§ **Your goal**:
Convert the lines of the data below into a numbered list, leaving out any blank lines.
++++ Data for the task
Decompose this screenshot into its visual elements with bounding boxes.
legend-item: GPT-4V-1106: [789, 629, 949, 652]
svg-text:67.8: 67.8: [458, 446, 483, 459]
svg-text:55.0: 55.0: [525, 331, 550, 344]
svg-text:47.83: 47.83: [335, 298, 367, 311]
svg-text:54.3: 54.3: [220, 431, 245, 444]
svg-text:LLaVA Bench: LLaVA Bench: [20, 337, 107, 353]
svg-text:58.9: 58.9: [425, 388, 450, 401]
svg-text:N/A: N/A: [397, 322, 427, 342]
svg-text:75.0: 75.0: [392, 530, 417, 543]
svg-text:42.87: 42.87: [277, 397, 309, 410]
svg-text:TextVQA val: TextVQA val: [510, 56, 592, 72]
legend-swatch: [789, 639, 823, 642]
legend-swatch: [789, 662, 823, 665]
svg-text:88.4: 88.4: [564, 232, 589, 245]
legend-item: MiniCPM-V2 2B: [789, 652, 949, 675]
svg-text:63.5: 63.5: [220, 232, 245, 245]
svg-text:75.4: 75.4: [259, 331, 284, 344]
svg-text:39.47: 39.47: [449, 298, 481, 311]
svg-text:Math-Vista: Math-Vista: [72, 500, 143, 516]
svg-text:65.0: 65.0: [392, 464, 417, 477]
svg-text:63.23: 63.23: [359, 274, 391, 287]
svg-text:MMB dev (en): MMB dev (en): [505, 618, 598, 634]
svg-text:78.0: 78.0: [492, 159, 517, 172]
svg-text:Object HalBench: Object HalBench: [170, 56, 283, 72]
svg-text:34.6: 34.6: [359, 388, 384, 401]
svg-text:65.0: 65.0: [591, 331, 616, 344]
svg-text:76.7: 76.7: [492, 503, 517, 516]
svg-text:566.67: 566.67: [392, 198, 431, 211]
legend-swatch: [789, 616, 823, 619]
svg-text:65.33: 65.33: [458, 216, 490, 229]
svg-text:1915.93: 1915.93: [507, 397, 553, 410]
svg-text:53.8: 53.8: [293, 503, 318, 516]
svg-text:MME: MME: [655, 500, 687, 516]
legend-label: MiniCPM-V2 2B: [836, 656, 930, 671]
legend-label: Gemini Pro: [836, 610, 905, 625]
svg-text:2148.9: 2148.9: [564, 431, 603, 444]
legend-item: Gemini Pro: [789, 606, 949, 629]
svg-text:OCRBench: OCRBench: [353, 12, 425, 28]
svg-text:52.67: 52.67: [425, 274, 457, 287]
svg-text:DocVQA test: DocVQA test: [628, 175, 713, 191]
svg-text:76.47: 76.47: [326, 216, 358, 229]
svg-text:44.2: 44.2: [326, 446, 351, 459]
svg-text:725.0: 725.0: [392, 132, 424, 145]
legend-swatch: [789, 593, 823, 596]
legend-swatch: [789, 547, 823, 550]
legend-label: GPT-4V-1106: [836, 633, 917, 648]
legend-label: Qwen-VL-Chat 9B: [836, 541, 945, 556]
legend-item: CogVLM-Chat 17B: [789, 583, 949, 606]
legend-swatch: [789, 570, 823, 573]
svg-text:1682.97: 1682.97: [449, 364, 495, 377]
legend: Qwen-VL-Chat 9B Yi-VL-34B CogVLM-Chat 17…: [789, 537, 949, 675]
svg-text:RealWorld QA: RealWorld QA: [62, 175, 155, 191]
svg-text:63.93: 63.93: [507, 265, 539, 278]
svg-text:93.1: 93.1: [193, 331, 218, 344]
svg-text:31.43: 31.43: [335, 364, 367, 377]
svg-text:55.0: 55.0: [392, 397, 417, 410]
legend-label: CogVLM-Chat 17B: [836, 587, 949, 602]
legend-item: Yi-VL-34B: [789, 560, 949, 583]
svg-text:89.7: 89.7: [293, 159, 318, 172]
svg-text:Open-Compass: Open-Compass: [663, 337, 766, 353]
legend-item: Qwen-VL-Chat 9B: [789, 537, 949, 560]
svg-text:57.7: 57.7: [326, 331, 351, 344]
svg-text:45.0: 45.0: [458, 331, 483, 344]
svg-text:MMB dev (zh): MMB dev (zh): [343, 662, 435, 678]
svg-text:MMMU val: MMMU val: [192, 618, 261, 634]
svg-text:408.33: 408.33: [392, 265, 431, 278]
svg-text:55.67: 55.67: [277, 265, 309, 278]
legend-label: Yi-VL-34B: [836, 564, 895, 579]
++++++++
§ **Output**:
1. Decompose this screenshot into its visual elements with bounding boxes.
2. legend-item: GPT-4V-1106: [789, 629, 949, 652]
3. svg-text:67.8: 67.8: [458, 446, 483, 459]
4. svg-text:55.0: 55.0: [525, 331, 550, 344]
5. svg-text:47.83: 47.83: [335, 298, 367, 311]
6. svg-text:54.3: 54.3: [220, 431, 245, 444]
7. svg-text:LLaVA Bench: LLaVA Bench: [20, 337, 107, 353]
8. svg-text:58.9: 58.9: [425, 388, 450, 401]
9. svg-text:N/A: N/A: [397, 322, 427, 342]
10. svg-text:75.0: 75.0: [392, 530, 417, 543]
11. svg-text:42.87: 42.87: [277, 397, 309, 410]
12. svg-text:TextVQA val: TextVQA val: [510, 56, 592, 72]
13. legend-swatch: [789, 639, 823, 642]
14. legend-swatch: [789, 662, 823, 665]
15. svg-text:88.4: 88.4: [564, 232, 589, 245]
16. legend-item: MiniCPM-V2 2B: [789, 652, 949, 675]
17. svg-text:63.5: 63.5: [220, 232, 245, 245]
18. svg-text:75.4: 75.4: [259, 331, 284, 344]
19. svg-text:39.47: 39.47: [449, 298, 481, 311]
20. svg-text:Math-Vista: Math-Vista: [72, 500, 143, 516]
21. svg-text:65.0: 65.0: [392, 464, 417, 477]
22. svg-text:63.23: 63.23: [359, 274, 391, 287]
23. svg-text:MMB dev (en): MMB dev (en): [505, 618, 598, 634]
24. svg-text:78.0: 78.0: [492, 159, 517, 172]
25. svg-text:Object HalBench: Object HalBench: [170, 56, 283, 72]
26. svg-text:34.6: 34.6: [359, 388, 384, 401]
27. svg-text:65.0: 65.0: [591, 331, 616, 344]
28. svg-text:76.7: 76.7: [492, 503, 517, 516]
29. svg-text:566.67: 566.67: [392, 198, 431, 211]
30. legend-swatch: [789, 616, 823, 619]
31. svg-text:65.33: 65.33: [458, 216, 490, 229]
32. svg-text:1915.93: 1915.93: [507, 397, 553, 410]
33. svg-text:53.8: 53.8: [293, 503, 318, 516]
34. svg-text:MME: MME: [655, 500, 687, 516]
35. legend-label: MiniCPM-V2 2B: [836, 656, 930, 671]
36. legend-label: Gemini Pro: [836, 610, 905, 625]
37. svg-text:2148.9: 2148.9: [564, 431, 603, 444]
38. legend-item: Gemini Pro: [789, 606, 949, 629]
39. svg-text:OCRBench: OCRBench: [353, 12, 425, 28]
40. svg-text:52.67: 52.67: [425, 274, 457, 287]
41. svg-text:DocVQA test: DocVQA test: [628, 175, 713, 191]
42. svg-text:76.47: 76.47: [326, 216, 358, 229]
43. svg-text:44.2: 44.2: [326, 446, 351, 459]
44. svg-text:725.0: 725.0: [392, 132, 424, 145]
45. legend-swatch: [789, 593, 823, 596]
46. legend-swatch: [789, 547, 823, 550]
47. legend-label: GPT-4V-1106: [836, 633, 917, 648]
48. legend-label: Qwen-VL-Chat 9B: [836, 541, 945, 556]
49. legend-item: CogVLM-Chat 17B: [789, 583, 949, 606]
50. legend-swatch: [789, 570, 823, 573]
51. svg-text:1682.97: 1682.97: [449, 364, 495, 377]
52. legend: Qwen-VL-Chat 9B Yi-VL-34B CogVLM-Chat 17…: [789, 537, 949, 675]
53. svg-text:RealWorld QA: RealWorld QA: [62, 175, 155, 191]
54. svg-text:63.93: 63.93: [507, 265, 539, 278]
55. svg-text:93.1: 93.1: [193, 331, 218, 344]
56. svg-text:31.43: 31.43: [335, 364, 367, 377]
57. svg-text:55.0: 55.0: [392, 397, 417, 410]
58. legend-label: CogVLM-Chat 17B: [836, 587, 949, 602]
59. legend-item: Yi-VL-34B: [789, 560, 949, 583]
60. svg-text:89.7: 89.7: [293, 159, 318, 172]
61. svg-text:Open-Compass: Open-Compass: [663, 337, 766, 353]
62. legend-item: Qwen-VL-Chat 9B: [789, 537, 949, 560]
63. svg-text:57.7: 57.7: [326, 331, 351, 344]
64. svg-text:45.0: 45.0: [458, 331, 483, 344]
65. svg-text:MMB dev (zh): MMB dev (zh): [343, 662, 435, 678]
66. svg-text:MMMU val: MMMU val: [192, 618, 261, 634]
67. svg-text:408.33: 408.33: [392, 265, 431, 278]
68. svg-text:55.67: 55.67: [277, 265, 309, 278]
69. legend-label: Yi-VL-34B: [836, 564, 895, 579]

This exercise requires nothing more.